* _WRITTEN REQUEST A_: Reproduce the passage on free expression below from "An opinion that" to "listeners to violence.", changing "mob" to "crowd" throughout that span.

* _EXCERPTED PASSAGE_:

┌──

Such incitement can be prohibited under the fighting words doctrine, not because the ideas are ugly, discredited or useless, but because the words do not trade in ideas at all, so much as invite a physical response.

What links seditious libel and the fighting words doctrine is the belief that we protect expression because, and to the extent that, it is an appeal to reason. In this sense, both doctrines are about context, immediacy, and the intermediation of reason.

Mill realized as much fifty years before the Supreme Court began to flesh out the meaning of the First Amendment, when in On Liberty, he wrote:

An opinion that corn-dealers are starvers of the poor, or that private property is robbery, ought to be unmolested when simply circulated through the press, but may justly incur punishment when delivered orally to an excited mob assembled before the house of a corn-dealer, or when handed about among the same mob in the form of a placard

The distinction is between content and context.

In France, Galliano can be punished because society has declared his idea useless and not worth considering.

Here, neither he nor Hoffa can be punished, unless their words bypass reason altogether, and present an imminent threat of disorder by stoking the passions of their listeners to violence.

Thomas Emerson, in his landmark work The System of Freedom of Expression, recognized that the distinction between punishing words likely to incite because they excite the listener, and words likely to incite violence because they convince the listener of some proposition or other, is the difference between taking seriously the moral autonomy of the listener, and treating him as an automaton.

└──

* _WRITTEN REQUEST B_: List every line of the records below that contains the word "they", treating case as significant.

* _GIVEN DATA_:
┌──

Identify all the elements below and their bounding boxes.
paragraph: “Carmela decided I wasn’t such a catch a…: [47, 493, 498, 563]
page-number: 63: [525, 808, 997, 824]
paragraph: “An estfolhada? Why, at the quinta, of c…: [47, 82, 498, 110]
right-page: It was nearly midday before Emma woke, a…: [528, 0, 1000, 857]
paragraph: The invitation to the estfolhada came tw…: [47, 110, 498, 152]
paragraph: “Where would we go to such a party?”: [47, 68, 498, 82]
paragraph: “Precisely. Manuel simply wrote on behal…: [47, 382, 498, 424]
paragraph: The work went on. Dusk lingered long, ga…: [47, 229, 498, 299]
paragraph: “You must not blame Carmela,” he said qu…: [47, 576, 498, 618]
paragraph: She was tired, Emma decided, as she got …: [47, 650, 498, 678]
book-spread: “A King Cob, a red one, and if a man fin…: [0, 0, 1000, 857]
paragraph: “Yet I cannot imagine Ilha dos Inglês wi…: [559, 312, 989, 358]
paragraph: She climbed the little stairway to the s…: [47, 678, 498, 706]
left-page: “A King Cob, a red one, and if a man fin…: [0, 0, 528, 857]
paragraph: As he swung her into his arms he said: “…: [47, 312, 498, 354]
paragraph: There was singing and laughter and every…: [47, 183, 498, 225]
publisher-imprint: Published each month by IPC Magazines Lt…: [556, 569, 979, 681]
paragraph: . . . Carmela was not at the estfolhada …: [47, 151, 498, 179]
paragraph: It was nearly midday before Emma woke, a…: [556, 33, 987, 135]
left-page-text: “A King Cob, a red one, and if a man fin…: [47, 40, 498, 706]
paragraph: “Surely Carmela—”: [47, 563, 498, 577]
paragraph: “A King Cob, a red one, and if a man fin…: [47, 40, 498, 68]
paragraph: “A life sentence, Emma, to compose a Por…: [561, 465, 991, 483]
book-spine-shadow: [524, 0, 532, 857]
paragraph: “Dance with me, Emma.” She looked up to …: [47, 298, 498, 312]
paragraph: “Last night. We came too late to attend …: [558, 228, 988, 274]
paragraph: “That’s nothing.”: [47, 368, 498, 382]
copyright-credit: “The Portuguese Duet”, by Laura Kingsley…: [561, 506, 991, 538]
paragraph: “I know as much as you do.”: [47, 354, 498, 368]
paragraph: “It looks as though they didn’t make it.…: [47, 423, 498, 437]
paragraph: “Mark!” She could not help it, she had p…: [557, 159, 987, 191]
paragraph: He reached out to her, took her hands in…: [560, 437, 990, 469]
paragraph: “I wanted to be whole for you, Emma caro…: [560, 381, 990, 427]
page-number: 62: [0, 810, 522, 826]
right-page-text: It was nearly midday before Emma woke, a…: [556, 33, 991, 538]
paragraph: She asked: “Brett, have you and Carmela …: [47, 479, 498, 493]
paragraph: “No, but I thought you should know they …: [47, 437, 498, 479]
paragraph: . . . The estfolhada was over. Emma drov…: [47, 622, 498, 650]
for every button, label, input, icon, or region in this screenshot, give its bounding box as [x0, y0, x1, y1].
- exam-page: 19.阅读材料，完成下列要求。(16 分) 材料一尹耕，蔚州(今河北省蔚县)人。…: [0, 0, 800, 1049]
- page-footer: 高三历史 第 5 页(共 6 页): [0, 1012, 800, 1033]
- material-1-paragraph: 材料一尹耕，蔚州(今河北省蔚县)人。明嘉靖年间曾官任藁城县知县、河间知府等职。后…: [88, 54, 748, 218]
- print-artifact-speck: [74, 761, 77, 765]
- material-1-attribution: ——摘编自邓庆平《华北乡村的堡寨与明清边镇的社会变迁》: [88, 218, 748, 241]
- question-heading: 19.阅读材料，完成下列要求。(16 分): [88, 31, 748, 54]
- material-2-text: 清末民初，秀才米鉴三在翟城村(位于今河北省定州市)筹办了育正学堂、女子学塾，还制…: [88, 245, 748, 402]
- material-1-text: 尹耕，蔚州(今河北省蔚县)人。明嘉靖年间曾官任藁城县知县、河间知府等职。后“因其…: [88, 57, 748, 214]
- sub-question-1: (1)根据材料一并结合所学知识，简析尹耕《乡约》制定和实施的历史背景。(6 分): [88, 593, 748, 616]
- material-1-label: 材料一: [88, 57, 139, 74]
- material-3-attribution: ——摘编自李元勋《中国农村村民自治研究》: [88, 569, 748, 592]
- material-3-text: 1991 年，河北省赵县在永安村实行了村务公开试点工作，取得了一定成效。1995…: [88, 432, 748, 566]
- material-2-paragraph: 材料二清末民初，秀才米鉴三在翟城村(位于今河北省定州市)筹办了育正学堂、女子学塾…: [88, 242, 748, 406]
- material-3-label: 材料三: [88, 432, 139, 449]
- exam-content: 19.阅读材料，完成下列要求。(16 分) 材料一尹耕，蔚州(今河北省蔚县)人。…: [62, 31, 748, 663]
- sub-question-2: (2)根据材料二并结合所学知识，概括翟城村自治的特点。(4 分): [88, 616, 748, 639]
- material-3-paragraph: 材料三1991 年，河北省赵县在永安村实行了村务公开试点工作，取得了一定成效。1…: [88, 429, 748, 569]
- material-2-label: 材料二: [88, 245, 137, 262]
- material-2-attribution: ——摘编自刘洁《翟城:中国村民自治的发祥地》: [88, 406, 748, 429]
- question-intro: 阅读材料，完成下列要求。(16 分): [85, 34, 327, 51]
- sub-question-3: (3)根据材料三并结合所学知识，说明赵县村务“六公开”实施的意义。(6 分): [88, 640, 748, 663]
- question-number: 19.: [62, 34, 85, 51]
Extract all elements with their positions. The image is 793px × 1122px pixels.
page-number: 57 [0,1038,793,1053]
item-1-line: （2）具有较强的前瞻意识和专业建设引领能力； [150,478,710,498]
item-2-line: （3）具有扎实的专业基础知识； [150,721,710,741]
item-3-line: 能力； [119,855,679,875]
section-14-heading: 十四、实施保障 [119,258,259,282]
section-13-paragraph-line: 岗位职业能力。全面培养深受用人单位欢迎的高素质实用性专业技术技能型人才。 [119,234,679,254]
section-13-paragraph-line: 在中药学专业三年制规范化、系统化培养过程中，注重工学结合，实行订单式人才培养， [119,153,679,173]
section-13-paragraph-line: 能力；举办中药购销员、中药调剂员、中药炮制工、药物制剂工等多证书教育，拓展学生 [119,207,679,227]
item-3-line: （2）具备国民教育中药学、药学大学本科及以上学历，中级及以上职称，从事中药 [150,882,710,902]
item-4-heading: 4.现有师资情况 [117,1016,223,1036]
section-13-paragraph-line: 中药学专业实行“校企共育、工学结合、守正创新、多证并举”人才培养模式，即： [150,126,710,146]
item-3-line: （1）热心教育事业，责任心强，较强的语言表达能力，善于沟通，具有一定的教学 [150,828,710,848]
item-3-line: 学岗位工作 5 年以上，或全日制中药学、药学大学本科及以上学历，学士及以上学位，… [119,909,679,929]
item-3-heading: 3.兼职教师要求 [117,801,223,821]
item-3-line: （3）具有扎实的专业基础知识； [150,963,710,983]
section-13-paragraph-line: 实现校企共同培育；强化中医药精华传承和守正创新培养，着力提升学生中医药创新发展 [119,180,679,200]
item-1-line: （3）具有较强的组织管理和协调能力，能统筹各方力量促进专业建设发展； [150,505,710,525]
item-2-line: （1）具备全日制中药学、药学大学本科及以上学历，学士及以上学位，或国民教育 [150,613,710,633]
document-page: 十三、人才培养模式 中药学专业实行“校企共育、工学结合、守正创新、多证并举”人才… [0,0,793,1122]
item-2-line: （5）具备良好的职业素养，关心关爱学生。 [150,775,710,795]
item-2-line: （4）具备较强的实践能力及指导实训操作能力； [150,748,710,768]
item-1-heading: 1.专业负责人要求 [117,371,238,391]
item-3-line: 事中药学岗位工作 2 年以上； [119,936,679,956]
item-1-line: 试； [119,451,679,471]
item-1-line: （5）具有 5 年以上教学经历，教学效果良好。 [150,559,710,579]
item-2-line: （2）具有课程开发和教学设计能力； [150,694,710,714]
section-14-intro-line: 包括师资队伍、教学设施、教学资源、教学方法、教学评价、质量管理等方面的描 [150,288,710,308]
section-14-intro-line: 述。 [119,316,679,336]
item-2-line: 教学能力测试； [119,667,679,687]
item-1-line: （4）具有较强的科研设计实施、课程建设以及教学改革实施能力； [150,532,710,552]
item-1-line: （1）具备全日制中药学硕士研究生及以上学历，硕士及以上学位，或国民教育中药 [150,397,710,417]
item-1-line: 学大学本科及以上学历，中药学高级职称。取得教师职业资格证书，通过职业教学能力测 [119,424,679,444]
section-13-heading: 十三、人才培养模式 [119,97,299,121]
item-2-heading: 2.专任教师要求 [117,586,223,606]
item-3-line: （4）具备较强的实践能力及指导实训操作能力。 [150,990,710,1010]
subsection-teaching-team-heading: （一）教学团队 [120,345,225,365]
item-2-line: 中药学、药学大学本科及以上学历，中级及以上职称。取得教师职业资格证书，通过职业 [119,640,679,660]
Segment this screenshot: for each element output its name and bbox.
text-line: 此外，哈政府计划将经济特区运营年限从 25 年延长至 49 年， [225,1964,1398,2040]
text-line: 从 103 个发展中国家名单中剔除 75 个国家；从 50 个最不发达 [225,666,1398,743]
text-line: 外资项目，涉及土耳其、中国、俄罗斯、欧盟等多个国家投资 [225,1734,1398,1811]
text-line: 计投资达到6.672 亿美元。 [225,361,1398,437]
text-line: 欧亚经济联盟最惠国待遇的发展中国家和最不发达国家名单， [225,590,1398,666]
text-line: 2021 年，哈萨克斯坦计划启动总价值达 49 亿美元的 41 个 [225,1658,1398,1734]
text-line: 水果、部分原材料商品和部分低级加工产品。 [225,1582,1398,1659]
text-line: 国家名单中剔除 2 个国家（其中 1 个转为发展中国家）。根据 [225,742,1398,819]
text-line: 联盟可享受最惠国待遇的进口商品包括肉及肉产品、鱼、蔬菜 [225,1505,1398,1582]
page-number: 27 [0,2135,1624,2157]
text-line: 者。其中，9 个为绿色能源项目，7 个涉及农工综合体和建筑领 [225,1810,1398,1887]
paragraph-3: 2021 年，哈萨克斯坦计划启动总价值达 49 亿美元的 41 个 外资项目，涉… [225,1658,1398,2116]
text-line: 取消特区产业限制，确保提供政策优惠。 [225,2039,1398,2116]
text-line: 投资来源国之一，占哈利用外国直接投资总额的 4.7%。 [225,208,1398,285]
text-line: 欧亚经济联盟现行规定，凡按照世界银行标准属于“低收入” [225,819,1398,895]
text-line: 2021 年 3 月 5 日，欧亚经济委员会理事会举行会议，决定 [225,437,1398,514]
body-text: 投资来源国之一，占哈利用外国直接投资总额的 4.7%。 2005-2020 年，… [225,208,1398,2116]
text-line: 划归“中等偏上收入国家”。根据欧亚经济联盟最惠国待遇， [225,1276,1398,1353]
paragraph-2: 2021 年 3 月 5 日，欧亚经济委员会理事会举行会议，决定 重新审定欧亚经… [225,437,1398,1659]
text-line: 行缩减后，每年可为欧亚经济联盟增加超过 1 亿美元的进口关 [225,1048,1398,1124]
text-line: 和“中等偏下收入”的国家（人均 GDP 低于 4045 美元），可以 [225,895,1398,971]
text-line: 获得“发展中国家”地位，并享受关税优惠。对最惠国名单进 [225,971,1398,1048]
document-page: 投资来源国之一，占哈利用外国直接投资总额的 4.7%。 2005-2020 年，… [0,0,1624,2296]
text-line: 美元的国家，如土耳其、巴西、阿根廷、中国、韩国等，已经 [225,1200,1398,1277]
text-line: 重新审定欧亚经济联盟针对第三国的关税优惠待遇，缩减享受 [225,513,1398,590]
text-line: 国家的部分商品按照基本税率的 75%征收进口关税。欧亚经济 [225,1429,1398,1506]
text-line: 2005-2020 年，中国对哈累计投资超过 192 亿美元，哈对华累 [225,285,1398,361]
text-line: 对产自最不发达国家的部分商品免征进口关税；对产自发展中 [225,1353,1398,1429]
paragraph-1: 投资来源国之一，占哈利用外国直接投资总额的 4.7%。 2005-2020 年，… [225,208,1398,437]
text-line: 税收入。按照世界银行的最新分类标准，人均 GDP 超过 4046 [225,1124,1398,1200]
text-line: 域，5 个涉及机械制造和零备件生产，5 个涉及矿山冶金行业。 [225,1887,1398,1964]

└──

* _FULL RESPONSE A_:
An opinion that corn-dealers are starvers of the poor, or that private property is robbery, ought to be unmolested when simply circulated through the press, but may justly incur punishment when delivered orally to an excited crowd assembled before the house of a corn-dealer, or when handed about among the same crowd in the form of a placard

The distinction is between content and context.

In France, Galliano can be punished because society has declared his idea useless and not worth considering.

Here, neither he nor Hoffa can be punished, unless their words bypass reason altogether, and present an imminent threat of disorder by stoking the passions of their listeners to violence.

* _FULL RESPONSE B_:
paragraph: “It looks as though they didn’t make it.…: [47, 423, 498, 437]
paragraph: “No, but I thought you should know they …: [47, 437, 498, 479]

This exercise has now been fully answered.